[A run of records]
● ● ● ● ●
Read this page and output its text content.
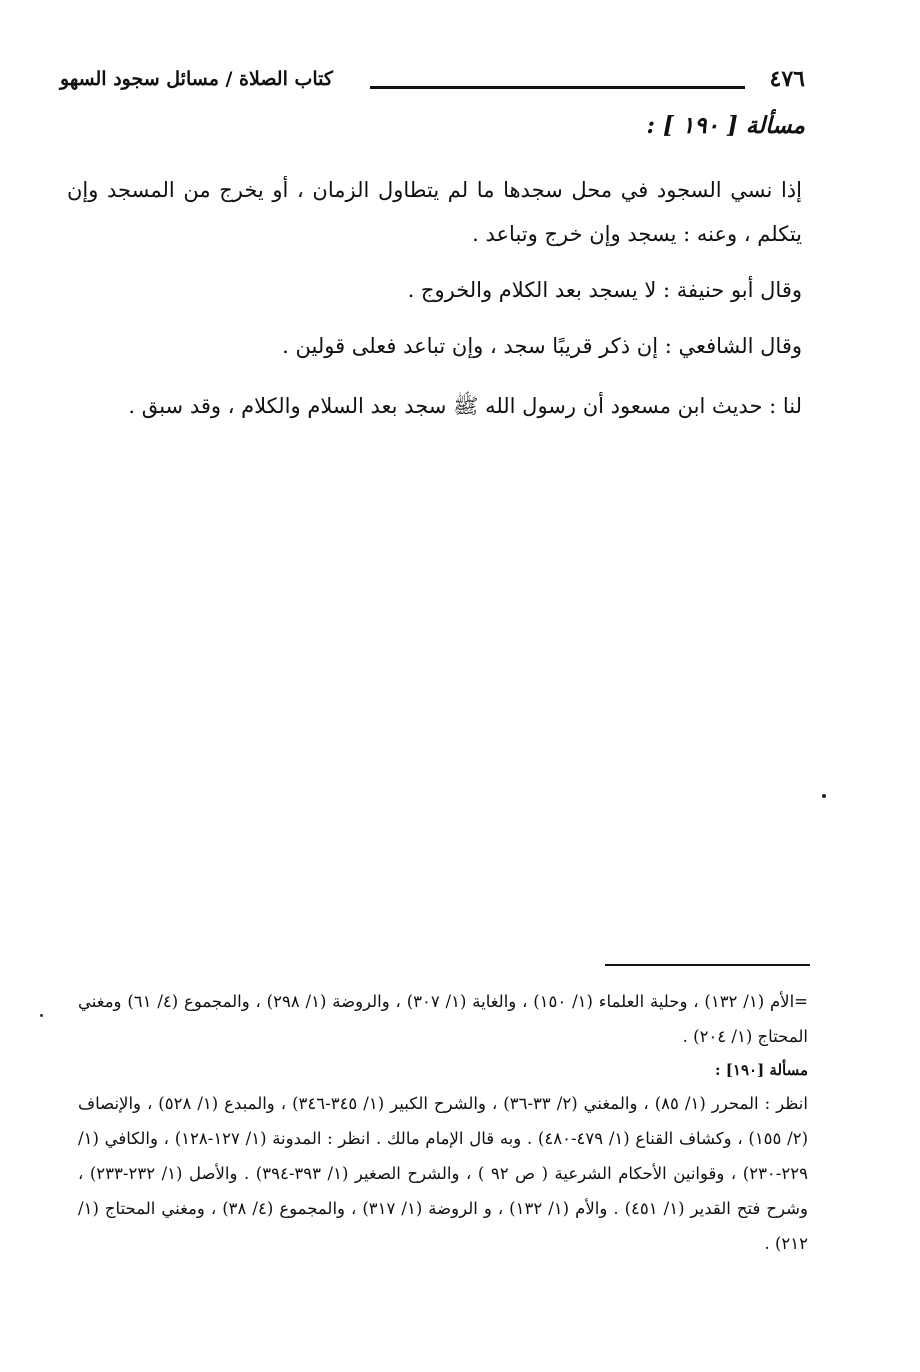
٤٧٦
كتاب الصلاة / مسائل سجود السهو
مسألة [ ١٩٠ ] :

إذا نسي السجود في محل سجدها ما لم يتطاول الزمان ، أو يخرج من المسجد وإن يتكلم ، وعنه : يسجد وإن خرج وتباعد .

وقال أبو حنيفة : لا يسجد بعد الكلام والخروج .

وقال الشافعي : إن ذكر قريبًا سجد ، وإن تباعد فعلى قولين .

لنا : حديث ابن مسعود أن رسول الله ﷺ سجد بعد السلام والكلام ، وقد سبق .

=الأم (١/ ١٣٢) ، وحلية العلماء (١/ ١٥٠) ، والغاية (١/ ٣٠٧) ، والروضة (١/ ٢٩٨) ، والمجموع (٤/ ٦١) ومغني المحتاج (١/ ٢٠٤) .

مسألة [١٩٠] :

انظر : المحرر (١/ ٨٥) ، والمغني (٢/ ٣٣-٣٦) ، والشرح الكبير (١/ ٣٤٥-٣٤٦) ، والمبدع (١/ ٥٢٨) ، والإنصاف (٢/ ١٥٥) ، وكشاف القناع (١/ ٤٧٩-٤٨٠) . وبه قال الإمام مالك . انظر : المدونة (١/ ١٢٧-١٢٨) ، والكافي (١/ ٢٢٩-٢٣٠) ، وقوانين الأحكام الشرعية ( ص ٩٢ ) ، والشرح الصغير (١/ ٣٩٣-٣٩٤) . والأصل (١/ ٢٣٢-٢٣٣) ، وشرح فتح القدير (١/ ٤٥١) . والأم (١/ ١٣٢) ، و الروضة (١/ ٣١٧) ، والمجموع (٤/ ٣٨) ، ومغني المحتاج (١/ ٢١٢) .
● ● ● ● ●
● **Given instruction**
Count how many lines in the data above hold the string "المحتاج", and give the number with no other words.

● **Output of the exercise**
2